# Your objective
Set down all of the data exactly as it appears.

# Record list
= = = =
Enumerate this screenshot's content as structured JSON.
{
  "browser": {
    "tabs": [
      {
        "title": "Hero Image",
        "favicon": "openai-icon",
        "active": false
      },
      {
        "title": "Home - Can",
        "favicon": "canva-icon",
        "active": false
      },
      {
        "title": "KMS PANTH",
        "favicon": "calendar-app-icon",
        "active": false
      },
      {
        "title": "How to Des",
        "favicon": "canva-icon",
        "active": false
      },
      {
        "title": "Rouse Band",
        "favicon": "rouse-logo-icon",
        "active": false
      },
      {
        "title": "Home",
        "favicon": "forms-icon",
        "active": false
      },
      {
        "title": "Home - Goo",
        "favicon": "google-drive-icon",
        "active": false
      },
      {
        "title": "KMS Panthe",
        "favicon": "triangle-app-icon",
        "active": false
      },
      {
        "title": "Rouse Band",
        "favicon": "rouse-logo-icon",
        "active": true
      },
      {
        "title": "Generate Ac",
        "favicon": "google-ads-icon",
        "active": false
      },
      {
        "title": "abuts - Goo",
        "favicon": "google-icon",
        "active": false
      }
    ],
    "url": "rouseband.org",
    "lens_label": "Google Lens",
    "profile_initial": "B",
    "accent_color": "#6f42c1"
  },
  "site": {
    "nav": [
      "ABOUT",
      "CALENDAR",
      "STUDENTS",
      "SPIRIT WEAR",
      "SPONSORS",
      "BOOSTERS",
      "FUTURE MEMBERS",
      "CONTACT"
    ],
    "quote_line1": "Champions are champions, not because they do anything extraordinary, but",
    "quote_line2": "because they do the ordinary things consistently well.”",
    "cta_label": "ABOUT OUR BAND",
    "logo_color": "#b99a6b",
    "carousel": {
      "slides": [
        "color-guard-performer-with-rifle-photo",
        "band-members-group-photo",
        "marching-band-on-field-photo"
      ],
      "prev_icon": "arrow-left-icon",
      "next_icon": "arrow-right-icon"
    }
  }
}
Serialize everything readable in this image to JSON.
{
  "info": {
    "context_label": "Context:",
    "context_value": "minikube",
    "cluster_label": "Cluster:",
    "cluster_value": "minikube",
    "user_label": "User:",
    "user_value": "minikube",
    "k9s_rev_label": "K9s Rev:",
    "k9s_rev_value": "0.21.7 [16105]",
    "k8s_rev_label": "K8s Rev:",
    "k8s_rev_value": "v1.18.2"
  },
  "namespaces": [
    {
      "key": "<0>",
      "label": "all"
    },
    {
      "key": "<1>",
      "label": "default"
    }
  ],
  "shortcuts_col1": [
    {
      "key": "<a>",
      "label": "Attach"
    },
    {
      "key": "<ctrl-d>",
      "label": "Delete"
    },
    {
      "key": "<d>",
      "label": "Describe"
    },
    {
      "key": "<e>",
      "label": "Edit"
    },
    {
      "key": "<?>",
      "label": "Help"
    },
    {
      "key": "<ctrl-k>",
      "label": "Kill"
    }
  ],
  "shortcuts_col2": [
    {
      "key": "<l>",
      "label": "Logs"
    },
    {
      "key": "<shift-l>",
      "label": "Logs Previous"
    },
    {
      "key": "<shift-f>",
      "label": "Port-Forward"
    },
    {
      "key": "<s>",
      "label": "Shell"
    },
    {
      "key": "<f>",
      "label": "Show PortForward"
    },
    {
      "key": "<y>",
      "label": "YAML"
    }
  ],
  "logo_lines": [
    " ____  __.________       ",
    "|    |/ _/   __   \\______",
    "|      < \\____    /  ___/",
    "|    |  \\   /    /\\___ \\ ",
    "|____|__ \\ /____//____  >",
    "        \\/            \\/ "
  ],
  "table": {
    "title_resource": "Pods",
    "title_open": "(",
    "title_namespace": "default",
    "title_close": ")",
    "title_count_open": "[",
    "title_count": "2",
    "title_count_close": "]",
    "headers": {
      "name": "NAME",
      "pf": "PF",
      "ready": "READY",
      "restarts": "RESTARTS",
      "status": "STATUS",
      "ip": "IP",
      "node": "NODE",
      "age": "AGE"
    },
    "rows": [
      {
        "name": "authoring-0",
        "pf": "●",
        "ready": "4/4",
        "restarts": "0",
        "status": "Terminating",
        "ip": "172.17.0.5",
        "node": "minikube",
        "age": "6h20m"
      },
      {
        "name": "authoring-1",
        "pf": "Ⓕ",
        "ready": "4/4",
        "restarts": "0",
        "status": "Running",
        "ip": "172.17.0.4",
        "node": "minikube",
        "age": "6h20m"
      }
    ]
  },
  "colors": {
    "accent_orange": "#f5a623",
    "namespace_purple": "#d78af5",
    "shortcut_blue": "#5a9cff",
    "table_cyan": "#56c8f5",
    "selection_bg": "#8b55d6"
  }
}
= = = =
# Result of the exercise
Enumerate this screenshot's content as structured JSON.
{
  "browser": {
    "tabs": [
      {
        "title": "Hero Image",
        "favicon": "openai-icon",
        "active": false
      },
      {
        "title": "Home - Can",
        "favicon": "canva-icon",
        "active": false
      },
      {
        "title": "KMS PANTH",
        "favicon": "calendar-app-icon",
        "active": false
      },
      {
        "title": "How to Des",
        "favicon": "canva-icon",
        "active": false
      },
      {
        "title": "Rouse Band",
        "favicon": "rouse-logo-icon",
        "active": false
      },
      {
        "title": "Home",
        "favicon": "forms-icon",
        "active": false
      },
      {
        "title": "Home - Goo",
        "favicon": "google-drive-icon",
        "active": false
      },
      {
        "title": "KMS Panthe",
        "favicon": "triangle-app-icon",
        "active": false
      },
      {
        "title": "Rouse Band",
        "favicon": "rouse-logo-icon",
        "active": true
      },
      {
        "title": "Generate Ac",
        "favicon": "google-ads-icon",
        "active": false
      },
      {
        "title": "abuts - Goo",
        "favicon": "google-icon",
        "active": false
      }
    ],
    "url": "rouseband.org",
    "lens_label": "Google Lens",
    "profile_initial": "B",
    "accent_color": "#6f42c1"
  },
  "site": {
    "nav": [
      "ABOUT",
      "CALENDAR",
      "STUDENTS",
      "SPIRIT WEAR",
      "SPONSORS",
      "BOOSTERS",
      "FUTURE MEMBERS",
      "CONTACT"
    ],
    "quote_line1": "Champions are champions, not because they do anything extraordinary, but",
    "quote_line2": "because they do the ordinary things consistently well.”",
    "cta_label": "ABOUT OUR BAND",
    "logo_color": "#b99a6b",
    "carousel": {
      "slides": [
        "color-guard-performer-with-rifle-photo",
        "band-members-group-photo",
        "marching-band-on-field-photo"
      ],
      "prev_icon": "arrow-left-icon",
      "next_icon": "arrow-right-icon"
    }
  }
}
Serialize everything readable in this image to JSON.
{
  "info": {
    "context_label": "Context:",
    "context_value": "minikube",
    "cluster_label": "Cluster:",
    "cluster_value": "minikube",
    "user_label": "User:",
    "user_value": "minikube",
    "k9s_rev_label": "K9s Rev:",
    "k9s_rev_value": "0.21.7 [16105]",
    "k8s_rev_label": "K8s Rev:",
    "k8s_rev_value": "v1.18.2"
  },
  "namespaces": [
    {
      "key": "<0>",
      "label": "all"
    },
    {
      "key": "<1>",
      "label": "default"
    }
  ],
  "shortcuts_col1": [
    {
      "key": "<a>",
      "label": "Attach"
    },
    {
      "key": "<ctrl-d>",
      "label": "Delete"
    },
    {
      "key": "<d>",
      "label": "Describe"
    },
    {
      "key": "<e>",
      "label": "Edit"
    },
    {
      "key": "<?>",
      "label": "Help"
    },
    {
      "key": "<ctrl-k>",
      "label": "Kill"
    }
  ],
  "shortcuts_col2": [
    {
      "key": "<l>",
      "label": "Logs"
    },
    {
      "key": "<shift-l>",
      "label": "Logs Previous"
    },
    {
      "key": "<shift-f>",
      "label": "Port-Forward"
    },
    {
      "key": "<s>",
      "label": "Shell"
    },
    {
      "key": "<f>",
      "label": "Show PortForward"
    },
    {
      "key": "<y>",
      "label": "YAML"
    }
  ],
  "logo_lines": [
    " ____  __.________       ",
    "|    |/ _/   __   \\______",
    "|      < \\____    /  ___/",
    "|    |  \\   /    /\\___ \\ ",
    "|____|__ \\ /____//____  >",
    "        \\/            \\/ "
  ],
  "table": {
    "title_resource": "Pods",
    "title_open": "(",
    "title_namespace": "default",
    "title_close": ")",
    "title_count_open": "[",
    "title_count": "2",
    "title_count_close": "]",
    "headers": {
      "name": "NAME",
      "pf": "PF",
      "ready": "READY",
      "restarts": "RESTARTS",
      "status": "STATUS",
      "ip": "IP",
      "node": "NODE",
      "age": "AGE"
    },
    "rows": [
      {
        "name": "authoring-0",
        "pf": "●",
        "ready": "4/4",
        "restarts": "0",
        "status": "Terminating",
        "ip": "172.17.0.5",
        "node": "minikube",
        "age": "6h20m"
      },
      {
        "name": "authoring-1",
        "pf": "Ⓕ",
        "ready": "4/4",
        "restarts": "0",
        "status": "Running",
        "ip": "172.17.0.4",
        "node": "minikube",
        "age": "6h20m"
      }
    ]
  },
  "colors": {
    "accent_orange": "#f5a623",
    "namespace_purple": "#d78af5",
    "shortcut_blue": "#5a9cff",
    "table_cyan": "#56c8f5",
    "selection_bg": "#8b55d6"
  }
}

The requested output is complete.